• _What the task requires_: Check the listing below line by line and report how many lines hold "color", with no other words.

• _Extracted information_:

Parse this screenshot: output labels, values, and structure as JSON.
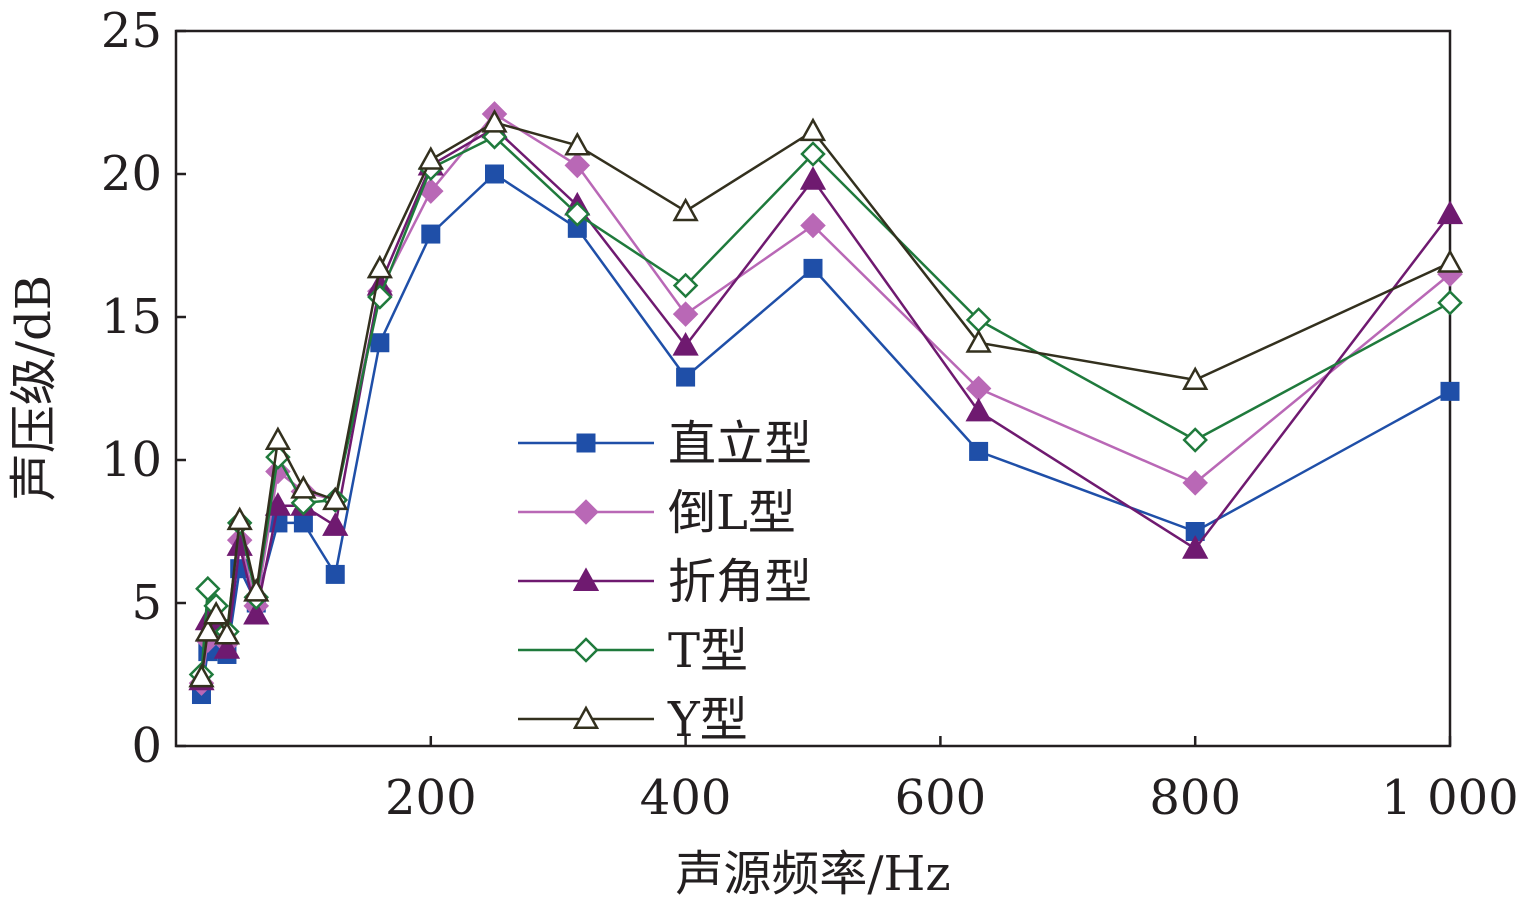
{
  "chart_data": {
    "type": "line",
    "xlabel": "声源频率/Hz",
    "ylabel": "声压级/dB",
    "xlim": [
      0,
      1000
    ],
    "ylim": [
      0,
      25
    ],
    "x_ticks": [
      200,
      400,
      600,
      800,
      1000
    ],
    "x_tick_labels": [
      "200",
      "400",
      "600",
      "800",
      "1 000"
    ],
    "y_ticks": [
      0,
      5,
      10,
      15,
      20,
      25
    ],
    "y_tick_labels": [
      "0",
      "5",
      "10",
      "15",
      "20",
      "25"
    ],
    "grid": false,
    "legend_position": "center-left",
    "x": [
      20,
      25,
      31.5,
      40,
      50,
      63,
      80,
      100,
      125,
      160,
      200,
      250,
      315,
      400,
      500,
      630,
      800,
      1000
    ],
    "series": [
      {
        "name": "直立型",
        "color": "#1f4fa8",
        "marker": "square-filled",
        "values": [
          1.8,
          3.3,
          3.4,
          3.2,
          6.2,
          5.0,
          7.8,
          7.8,
          6.0,
          14.1,
          17.9,
          20.0,
          18.1,
          12.9,
          16.7,
          10.3,
          7.5,
          12.4
        ]
      },
      {
        "name": "倒L型",
        "color": "#b968b6",
        "marker": "diamond-filled",
        "values": [
          2.2,
          3.7,
          4.0,
          3.6,
          7.2,
          4.9,
          9.6,
          8.9,
          8.6,
          15.9,
          19.4,
          22.1,
          20.3,
          15.1,
          18.2,
          12.5,
          9.2,
          16.5
        ]
      },
      {
        "name": "折角型",
        "color": "#6f1a70",
        "marker": "triangle-filled",
        "values": [
          2.3,
          4.4,
          4.5,
          3.4,
          7.0,
          4.6,
          8.4,
          8.4,
          7.7,
          16.1,
          20.3,
          21.6,
          18.9,
          14.0,
          19.8,
          11.7,
          6.9,
          18.6
        ]
      },
      {
        "name": "T型",
        "color": "#1f7a3c",
        "marker": "diamond-open",
        "values": [
          2.5,
          5.5,
          4.9,
          4.0,
          7.8,
          5.2,
          10.1,
          8.5,
          8.6,
          15.7,
          20.2,
          21.3,
          18.6,
          16.1,
          20.7,
          14.9,
          10.7,
          15.5
        ]
      },
      {
        "name": "Y型",
        "color": "#33301e",
        "marker": "triangle-open",
        "values": [
          2.4,
          4.0,
          4.6,
          3.9,
          7.9,
          5.4,
          10.7,
          9.0,
          8.6,
          16.7,
          20.5,
          21.8,
          21.0,
          18.7,
          21.5,
          14.1,
          12.8,
          16.9
        ]
      }
    ]
  }
}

• _Written response_: 5